--- start ---

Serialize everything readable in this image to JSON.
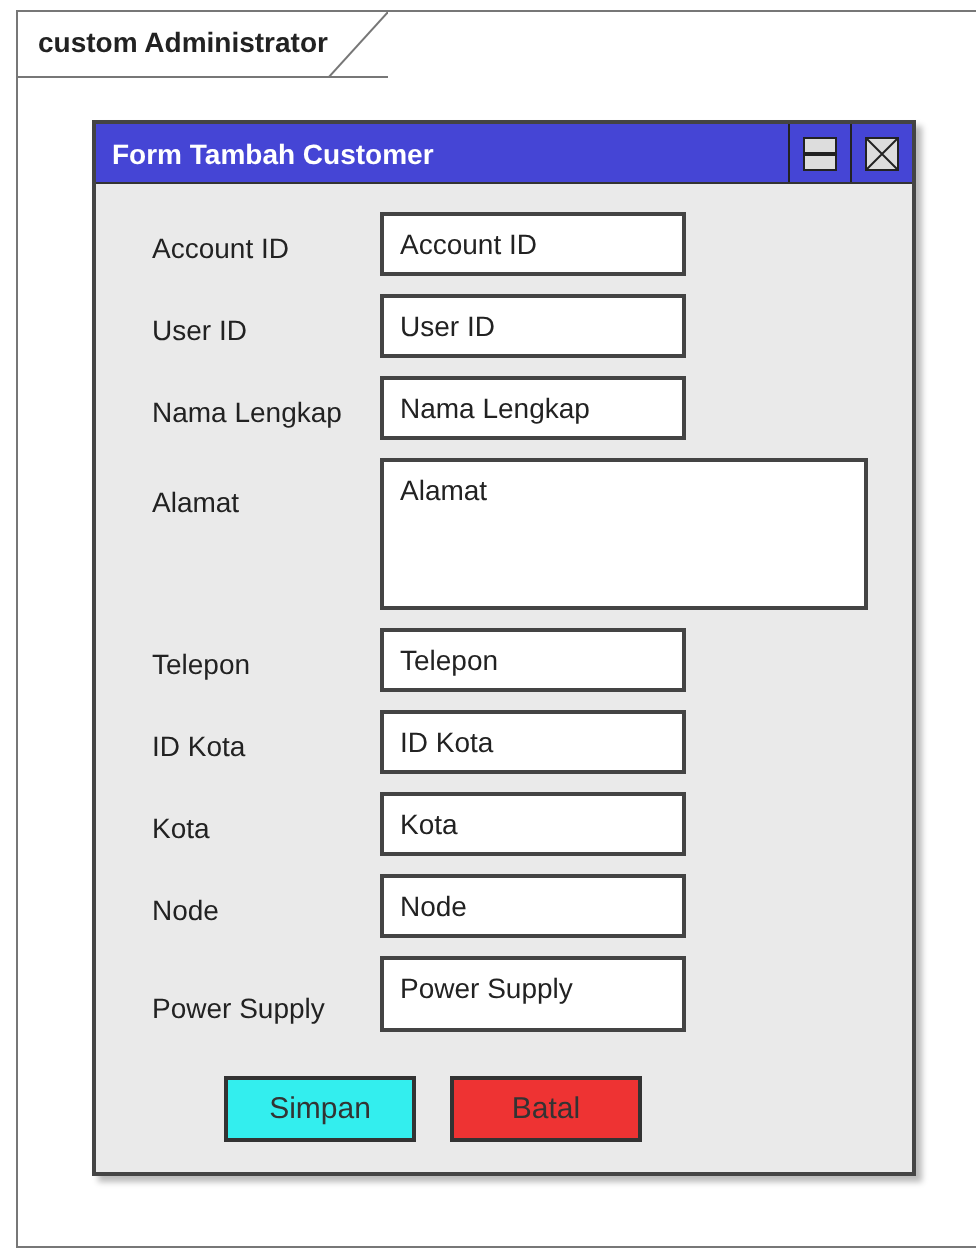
{
  "frame": {
    "title": "custom Administrator"
  },
  "window": {
    "title": "Form Tambah Customer"
  },
  "fields": [
    {
      "kind": "line",
      "label": "Account ID",
      "value": "Account ID"
    },
    {
      "kind": "line",
      "label": "User ID",
      "value": "User ID"
    },
    {
      "kind": "line",
      "label": "Nama Lengkap",
      "value": "Nama Lengkap"
    },
    {
      "kind": "multiline",
      "label": "Alamat",
      "value": "Alamat"
    },
    {
      "kind": "line",
      "label": "Telepon",
      "value": "Telepon"
    },
    {
      "kind": "line",
      "label": "ID Kota",
      "value": "ID Kota"
    },
    {
      "kind": "line",
      "label": "Kota",
      "value": "Kota"
    },
    {
      "kind": "line",
      "label": "Node",
      "value": "Node"
    },
    {
      "kind": "tall",
      "label": "Power Supply",
      "value": "Power Supply"
    }
  ],
  "buttons": [
    {
      "label": "Simpan",
      "color": "#33eeee"
    },
    {
      "label": "Batal",
      "color": "#ee3333"
    }
  ]
}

--- end ---

Short problem: Print the records word for word and exclude any picture they hold.

Response below:
Serialize everything readable in this image to JSON.
{
  "frame": {
    "title": "custom Administrator"
  },
  "window": {
    "title": "Form Tambah Customer"
  },
  "fields": [
    {
      "kind": "line",
      "label": "Account ID",
      "value": "Account ID"
    },
    {
      "kind": "line",
      "label": "User ID",
      "value": "User ID"
    },
    {
      "kind": "line",
      "label": "Nama Lengkap",
      "value": "Nama Lengkap"
    },
    {
      "kind": "multiline",
      "label": "Alamat",
      "value": "Alamat"
    },
    {
      "kind": "line",
      "label": "Telepon",
      "value": "Telepon"
    },
    {
      "kind": "line",
      "label": "ID Kota",
      "value": "ID Kota"
    },
    {
      "kind": "line",
      "label": "Kota",
      "value": "Kota"
    },
    {
      "kind": "line",
      "label": "Node",
      "value": "Node"
    },
    {
      "kind": "tall",
      "label": "Power Supply",
      "value": "Power Supply"
    }
  ],
  "buttons": [
    {
      "label": "Simpan",
      "color": "#33eeee"
    },
    {
      "label": "Batal",
      "color": "#ee3333"
    }
  ]
}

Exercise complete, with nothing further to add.